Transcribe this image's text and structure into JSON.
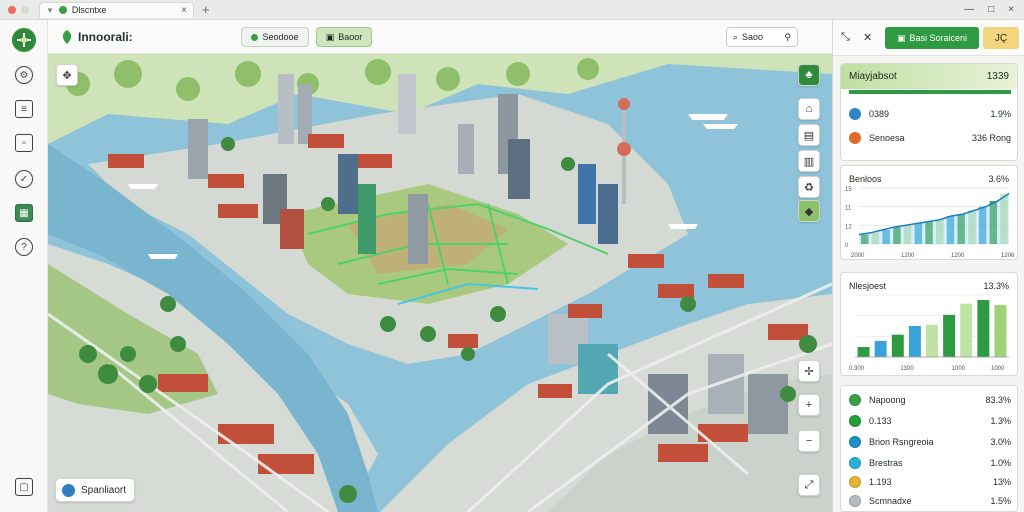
{
  "window": {
    "tab_title": "Dlscntxe",
    "close_glyph": "×",
    "add_tab_glyph": "+",
    "controls": [
      "—",
      "□",
      "×"
    ]
  },
  "toolbar": {
    "app_title": "Innoorali:",
    "button1_label": "Seodooe",
    "button2_label": "Baoor",
    "search_label": "Saoo"
  },
  "map": {
    "chip_label": "Spanliaort"
  },
  "sidebar": {
    "report_button": "Basi Soraiceni",
    "lang_button": "JÇ",
    "summary_card": {
      "title": "Miayjabsot",
      "value": "1339",
      "rows": [
        {
          "label": "0389",
          "value": "1.9%",
          "icon": "compass-icon",
          "color": "#2b86c5"
        },
        {
          "label": "Senoesa",
          "value": "336 Rong",
          "icon": "pin-icon",
          "color": "#e06a2c"
        }
      ]
    },
    "chart1": {
      "title": "Benloos",
      "value": "3.6%"
    },
    "chart2": {
      "title": "Nlesjoest",
      "value": "13.3%"
    },
    "legend_card": {
      "rows": [
        {
          "label": "Napoong",
          "value": "83.3%",
          "icon": "leaf-icon",
          "color": "#3aa046"
        },
        {
          "label": "0.133",
          "value": "1.3%",
          "icon": "circle-icon",
          "color": "#22a13a"
        },
        {
          "label": "Brion Rsngreoia",
          "value": "3.0%",
          "icon": "water-icon",
          "color": "#1f8fc4"
        },
        {
          "label": "Brestras",
          "value": "1.0%",
          "icon": "fish-icon",
          "color": "#2ab0d8"
        },
        {
          "label": "1.193",
          "value": "13%",
          "icon": "coin-icon",
          "color": "#e8b434"
        },
        {
          "label": "Scmnadxe",
          "value": "1.5%",
          "icon": "stone-icon",
          "color": "#b5bcc0"
        }
      ]
    }
  },
  "chart_data": [
    {
      "type": "area",
      "title": "Benloos",
      "subtitle": "3.6%",
      "x": [
        1,
        2,
        3,
        4,
        5,
        6,
        7,
        8,
        9,
        10,
        11,
        12,
        13,
        14
      ],
      "values": [
        1,
        1.2,
        1.5,
        1.8,
        2,
        2.2,
        2.4,
        2.6,
        3,
        3.2,
        3.6,
        4,
        4.6,
        5.4
      ],
      "yticks": [
        "15",
        "11",
        "12",
        "0"
      ],
      "xticks": [
        "2000",
        "1200",
        "1200",
        "1206"
      ],
      "ylim": [
        0,
        6
      ]
    },
    {
      "type": "bar",
      "title": "Nlesjoest",
      "subtitle": "13.3%",
      "categories": [
        "1",
        "2",
        "3",
        "4",
        "5",
        "6",
        "7",
        "8",
        "9"
      ],
      "values": [
        0.8,
        1.3,
        1.8,
        2.5,
        2.6,
        3.4,
        4.3,
        4.6,
        4.2
      ],
      "xticks": [
        "0.300",
        "1300",
        "1000",
        "1000"
      ],
      "ylim": [
        0,
        5
      ]
    }
  ]
}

What you have to do:
Reproduce each line exactly, please, except for any pictures.

Result:
Transcribe this image's text and structure into JSON.
{
  "window": {
    "tab_title": "Dlscntxe",
    "close_glyph": "×",
    "add_tab_glyph": "+",
    "controls": [
      "—",
      "□",
      "×"
    ]
  },
  "toolbar": {
    "app_title": "Innoorali:",
    "button1_label": "Seodooe",
    "button2_label": "Baoor",
    "search_label": "Saoo"
  },
  "map": {
    "chip_label": "Spanliaort"
  },
  "sidebar": {
    "report_button": "Basi Soraiceni",
    "lang_button": "JÇ",
    "summary_card": {
      "title": "Miayjabsot",
      "value": "1339",
      "rows": [
        {
          "label": "0389",
          "value": "1.9%",
          "icon": "compass-icon",
          "color": "#2b86c5"
        },
        {
          "label": "Senoesa",
          "value": "336 Rong",
          "icon": "pin-icon",
          "color": "#e06a2c"
        }
      ]
    },
    "chart1": {
      "title": "Benloos",
      "value": "3.6%"
    },
    "chart2": {
      "title": "Nlesjoest",
      "value": "13.3%"
    },
    "legend_card": {
      "rows": [
        {
          "label": "Napoong",
          "value": "83.3%",
          "icon": "leaf-icon",
          "color": "#3aa046"
        },
        {
          "label": "0.133",
          "value": "1.3%",
          "icon": "circle-icon",
          "color": "#22a13a"
        },
        {
          "label": "Brion Rsngreoia",
          "value": "3.0%",
          "icon": "water-icon",
          "color": "#1f8fc4"
        },
        {
          "label": "Brestras",
          "value": "1.0%",
          "icon": "fish-icon",
          "color": "#2ab0d8"
        },
        {
          "label": "1.193",
          "value": "13%",
          "icon": "coin-icon",
          "color": "#e8b434"
        },
        {
          "label": "Scmnadxe",
          "value": "1.5%",
          "icon": "stone-icon",
          "color": "#b5bcc0"
        }
      ]
    }
  },
  "chart_data": [
    {
      "type": "area",
      "title": "Benloos",
      "subtitle": "3.6%",
      "x": [
        1,
        2,
        3,
        4,
        5,
        6,
        7,
        8,
        9,
        10,
        11,
        12,
        13,
        14
      ],
      "values": [
        1,
        1.2,
        1.5,
        1.8,
        2,
        2.2,
        2.4,
        2.6,
        3,
        3.2,
        3.6,
        4,
        4.6,
        5.4
      ],
      "yticks": [
        "15",
        "11",
        "12",
        "0"
      ],
      "xticks": [
        "2000",
        "1200",
        "1200",
        "1206"
      ],
      "ylim": [
        0,
        6
      ]
    },
    {
      "type": "bar",
      "title": "Nlesjoest",
      "subtitle": "13.3%",
      "categories": [
        "1",
        "2",
        "3",
        "4",
        "5",
        "6",
        "7",
        "8",
        "9"
      ],
      "values": [
        0.8,
        1.3,
        1.8,
        2.5,
        2.6,
        3.4,
        4.3,
        4.6,
        4.2
      ],
      "xticks": [
        "0.300",
        "1300",
        "1000",
        "1000"
      ],
      "ylim": [
        0,
        5
      ]
    }
  ]
}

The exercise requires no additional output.